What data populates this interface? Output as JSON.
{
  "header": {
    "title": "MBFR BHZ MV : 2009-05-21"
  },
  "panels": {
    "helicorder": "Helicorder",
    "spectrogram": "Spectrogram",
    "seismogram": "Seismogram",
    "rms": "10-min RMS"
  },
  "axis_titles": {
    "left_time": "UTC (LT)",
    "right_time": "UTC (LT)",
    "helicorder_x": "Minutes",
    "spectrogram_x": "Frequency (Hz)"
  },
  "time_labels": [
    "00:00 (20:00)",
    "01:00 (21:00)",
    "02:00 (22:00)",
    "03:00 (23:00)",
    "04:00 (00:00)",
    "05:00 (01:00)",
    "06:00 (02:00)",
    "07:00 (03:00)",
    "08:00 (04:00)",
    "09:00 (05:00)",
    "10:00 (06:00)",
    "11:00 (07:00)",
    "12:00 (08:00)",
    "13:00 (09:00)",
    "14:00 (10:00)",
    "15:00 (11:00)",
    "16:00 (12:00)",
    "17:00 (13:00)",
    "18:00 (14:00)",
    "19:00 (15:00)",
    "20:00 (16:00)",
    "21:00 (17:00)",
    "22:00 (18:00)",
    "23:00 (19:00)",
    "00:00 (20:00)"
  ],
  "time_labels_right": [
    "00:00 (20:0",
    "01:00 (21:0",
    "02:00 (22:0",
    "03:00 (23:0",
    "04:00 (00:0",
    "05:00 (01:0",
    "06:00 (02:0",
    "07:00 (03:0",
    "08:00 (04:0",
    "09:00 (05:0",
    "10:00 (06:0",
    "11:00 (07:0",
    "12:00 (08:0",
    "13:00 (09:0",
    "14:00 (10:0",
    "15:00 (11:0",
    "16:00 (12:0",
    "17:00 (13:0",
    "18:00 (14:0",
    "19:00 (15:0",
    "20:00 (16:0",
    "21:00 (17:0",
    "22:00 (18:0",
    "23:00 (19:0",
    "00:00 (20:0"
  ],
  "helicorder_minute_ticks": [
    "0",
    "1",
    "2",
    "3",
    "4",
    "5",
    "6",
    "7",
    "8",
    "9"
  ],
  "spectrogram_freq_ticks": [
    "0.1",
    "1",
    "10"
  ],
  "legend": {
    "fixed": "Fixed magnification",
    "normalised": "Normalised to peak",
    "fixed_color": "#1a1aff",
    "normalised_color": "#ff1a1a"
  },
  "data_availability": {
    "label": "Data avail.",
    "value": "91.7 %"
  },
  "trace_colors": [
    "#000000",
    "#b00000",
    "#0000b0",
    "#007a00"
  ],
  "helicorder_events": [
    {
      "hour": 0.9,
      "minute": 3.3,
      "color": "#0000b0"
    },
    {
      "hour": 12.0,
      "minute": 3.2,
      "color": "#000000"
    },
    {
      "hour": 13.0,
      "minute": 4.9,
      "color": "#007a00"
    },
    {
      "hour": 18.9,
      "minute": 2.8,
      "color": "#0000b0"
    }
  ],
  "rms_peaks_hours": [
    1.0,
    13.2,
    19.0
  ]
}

━━━

§ **TASK TO CARRY OUT**
Return the entries above exactly, each one complete.

§ **REPLY**
What data populates this interface? Output as JSON.
{
  "header": {
    "title": "MBFR BHZ MV : 2009-05-21"
  },
  "panels": {
    "helicorder": "Helicorder",
    "spectrogram": "Spectrogram",
    "seismogram": "Seismogram",
    "rms": "10-min RMS"
  },
  "axis_titles": {
    "left_time": "UTC (LT)",
    "right_time": "UTC (LT)",
    "helicorder_x": "Minutes",
    "spectrogram_x": "Frequency (Hz)"
  },
  "time_labels": [
    "00:00 (20:00)",
    "01:00 (21:00)",
    "02:00 (22:00)",
    "03:00 (23:00)",
    "04:00 (00:00)",
    "05:00 (01:00)",
    "06:00 (02:00)",
    "07:00 (03:00)",
    "08:00 (04:00)",
    "09:00 (05:00)",
    "10:00 (06:00)",
    "11:00 (07:00)",
    "12:00 (08:00)",
    "13:00 (09:00)",
    "14:00 (10:00)",
    "15:00 (11:00)",
    "16:00 (12:00)",
    "17:00 (13:00)",
    "18:00 (14:00)",
    "19:00 (15:00)",
    "20:00 (16:00)",
    "21:00 (17:00)",
    "22:00 (18:00)",
    "23:00 (19:00)",
    "00:00 (20:00)"
  ],
  "time_labels_right": [
    "00:00 (20:0",
    "01:00 (21:0",
    "02:00 (22:0",
    "03:00 (23:0",
    "04:00 (00:0",
    "05:00 (01:0",
    "06:00 (02:0",
    "07:00 (03:0",
    "08:00 (04:0",
    "09:00 (05:0",
    "10:00 (06:0",
    "11:00 (07:0",
    "12:00 (08:0",
    "13:00 (09:0",
    "14:00 (10:0",
    "15:00 (11:0",
    "16:00 (12:0",
    "17:00 (13:0",
    "18:00 (14:0",
    "19:00 (15:0",
    "20:00 (16:0",
    "21:00 (17:0",
    "22:00 (18:0",
    "23:00 (19:0",
    "00:00 (20:0"
  ],
  "helicorder_minute_ticks": [
    "0",
    "1",
    "2",
    "3",
    "4",
    "5",
    "6",
    "7",
    "8",
    "9"
  ],
  "spectrogram_freq_ticks": [
    "0.1",
    "1",
    "10"
  ],
  "legend": {
    "fixed": "Fixed magnification",
    "normalised": "Normalised to peak",
    "fixed_color": "#1a1aff",
    "normalised_color": "#ff1a1a"
  },
  "data_availability": {
    "label": "Data avail.",
    "value": "91.7 %"
  },
  "trace_colors": [
    "#000000",
    "#b00000",
    "#0000b0",
    "#007a00"
  ],
  "helicorder_events": [
    {
      "hour": 0.9,
      "minute": 3.3,
      "color": "#0000b0"
    },
    {
      "hour": 12.0,
      "minute": 3.2,
      "color": "#000000"
    },
    {
      "hour": 13.0,
      "minute": 4.9,
      "color": "#007a00"
    },
    {
      "hour": 18.9,
      "minute": 2.8,
      "color": "#0000b0"
    }
  ],
  "rms_peaks_hours": [
    1.0,
    13.2,
    19.0
  ]
}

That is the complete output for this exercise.